* [EXTRACT PROVIDED]:
* * *

Harriet had been referred to see the Gastrostomy surgeon at the Queen Medical Centre in Nottingham, as her consultants were concerned that the nasal gastric tube that was feeding Harriet feed and medicines may start to cause problems with her breathing.
The appointment came through within a few months and although we were both very anxious about going to see the surgeon, we knew that it was something we had to do in order to find out whether this would help Harriet in the long term.
We arrived at the QMC, just before 10.00 am and made our way to the children`s outpatient area at the hospital, the nurse booked Harriet in and then took her measurements and weight.
After a few minutes we were called into see the Mr. Singh, who was the consultant surgeon for this type of procedure. He asked how Harriet was and whether she had developed any further problems.
We told Mr. Singh that although Harriet was very complex and had ongoing neurological problems, that she was currently stable and happy within herself.
The surgeon took on board what we had said and then started to go through Harriet`s notes, he looked up the PH test Harriet had previously had on ward E-39 and told us that it was slightly raised and therefore may cause problems if this operation was to go ahead .

* * *

* [LISTED ENTRIES]:
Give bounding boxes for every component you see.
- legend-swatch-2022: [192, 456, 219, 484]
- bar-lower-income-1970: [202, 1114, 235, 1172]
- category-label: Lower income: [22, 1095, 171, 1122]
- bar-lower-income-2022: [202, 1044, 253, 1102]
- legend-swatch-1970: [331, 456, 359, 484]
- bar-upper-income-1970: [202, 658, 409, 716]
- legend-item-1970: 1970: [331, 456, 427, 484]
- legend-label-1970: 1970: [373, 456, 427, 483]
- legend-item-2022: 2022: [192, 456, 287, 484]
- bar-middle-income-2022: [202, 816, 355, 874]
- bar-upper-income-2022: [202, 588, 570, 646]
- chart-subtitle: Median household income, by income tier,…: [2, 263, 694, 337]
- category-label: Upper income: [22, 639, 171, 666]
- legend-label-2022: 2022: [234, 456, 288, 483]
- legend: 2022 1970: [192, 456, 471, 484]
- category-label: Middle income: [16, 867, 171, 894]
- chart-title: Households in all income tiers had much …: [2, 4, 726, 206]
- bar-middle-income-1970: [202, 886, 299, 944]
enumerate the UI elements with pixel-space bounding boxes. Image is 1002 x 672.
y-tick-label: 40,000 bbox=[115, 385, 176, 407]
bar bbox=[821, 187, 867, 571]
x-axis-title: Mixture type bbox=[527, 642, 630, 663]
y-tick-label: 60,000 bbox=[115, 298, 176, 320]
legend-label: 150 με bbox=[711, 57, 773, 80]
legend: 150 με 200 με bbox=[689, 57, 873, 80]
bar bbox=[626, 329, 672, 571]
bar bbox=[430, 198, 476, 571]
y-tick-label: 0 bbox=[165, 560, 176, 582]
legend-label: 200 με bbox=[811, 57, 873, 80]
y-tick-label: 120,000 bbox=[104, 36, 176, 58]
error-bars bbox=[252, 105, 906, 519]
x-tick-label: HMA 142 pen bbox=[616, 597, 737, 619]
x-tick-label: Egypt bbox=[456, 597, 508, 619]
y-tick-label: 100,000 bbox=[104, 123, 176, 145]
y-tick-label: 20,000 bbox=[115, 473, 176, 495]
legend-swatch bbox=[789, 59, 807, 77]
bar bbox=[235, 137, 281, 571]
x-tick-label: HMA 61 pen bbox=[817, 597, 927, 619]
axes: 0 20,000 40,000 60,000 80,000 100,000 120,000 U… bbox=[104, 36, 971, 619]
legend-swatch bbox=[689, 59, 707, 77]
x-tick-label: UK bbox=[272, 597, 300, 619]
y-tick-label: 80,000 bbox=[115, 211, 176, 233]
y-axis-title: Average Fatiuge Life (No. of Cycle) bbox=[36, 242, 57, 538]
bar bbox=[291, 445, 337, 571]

* * *

* [QUESTIONS ON THE MATERIAL]:
a) Answer these questions from the account of Harriet's gastrostomy appointment:
(i) In which city is the Queen Medical Centre?
(ii) What did the nurse do after booking Harriet in?
(iii) On which ward had Harriet's PH test been done?
b) Output everything in the account of Harriet's gastrostomy appointment from "We arrived at" down to "to go ahead .".
c) Go on with the account of Harriet's gastrostomy appointment from the point where it stops.
The lines have no connection to the account of Harriet's gastrostomy appointment.

* [ANSWERS]:
a)
(i) Nottingham
(ii) She took Harriet's measurements and weight.
(iii) Ward E-39

b)
We arrived at the QMC, just before 10.00 am and made our way to the children`s outpatient area at the hospital, the nurse booked Harriet in and then took her measurements and weight.
After a few minutes we were called into see the Mr. Singh, who was the consultant surgeon for this type of procedure. He asked how Harriet was and whether she had developed any further problems.
We told Mr. Singh that although Harriet was very complex and had ongoing neurological problems, that she was currently stable and happy within herself.
The surgeon took on board what we had said and then started to go through Harriet`s notes, he looked up the PH test Harriet had previously had on ward E-39 and told us that it was slightly raised and therefore may cause problems if this operation was to go ahead .

c)
Mr. Singh told us that the Gastrostomy operation had its own risks as with any operation, but had to make us aware that due to Harriet`s overall condition, that she would be classed as a very high risk candidate, not just because of the operation, but the anaesthetic used to put her to sleep had large risk factors .
We were obviously concerned and told the surgeon that we did not want to put Harriet in for any type of operation ,unless it was life saving or would give Harriet a better quality of life .
Mr. Singh once again took onboard what we were saying and then went on to say that if we were happy with the current Nasal gastric tube, then in his opinion there was no need to change it, as both the nasal gastric tube and the Gastrostomy feeding tube, both had their own problems.
One of Mr Singh colleagues came into the room, he asked her to give her opinion on a Gastrostomy on Harriet and what the advantages and disadvantages were. The lady surgeon came to the same conclusion as Mr. Singh and told us that if we were happy with the Nasal Gastric tube, then we may as well continue with this.
Mr. Singh said that he would not rule out a Gastrostomy operation altogether, but if we were happy to continue with the current Nasal gastric tube, then her would update Harriet`s file to reflect this.
As we walked out of the surgeon`s room, we both smiled and were very happy that Harriet was no going for this operation.
Harriet will be 2 years old on 26th May 2011 and we are all looking forward to celebrating her birthday.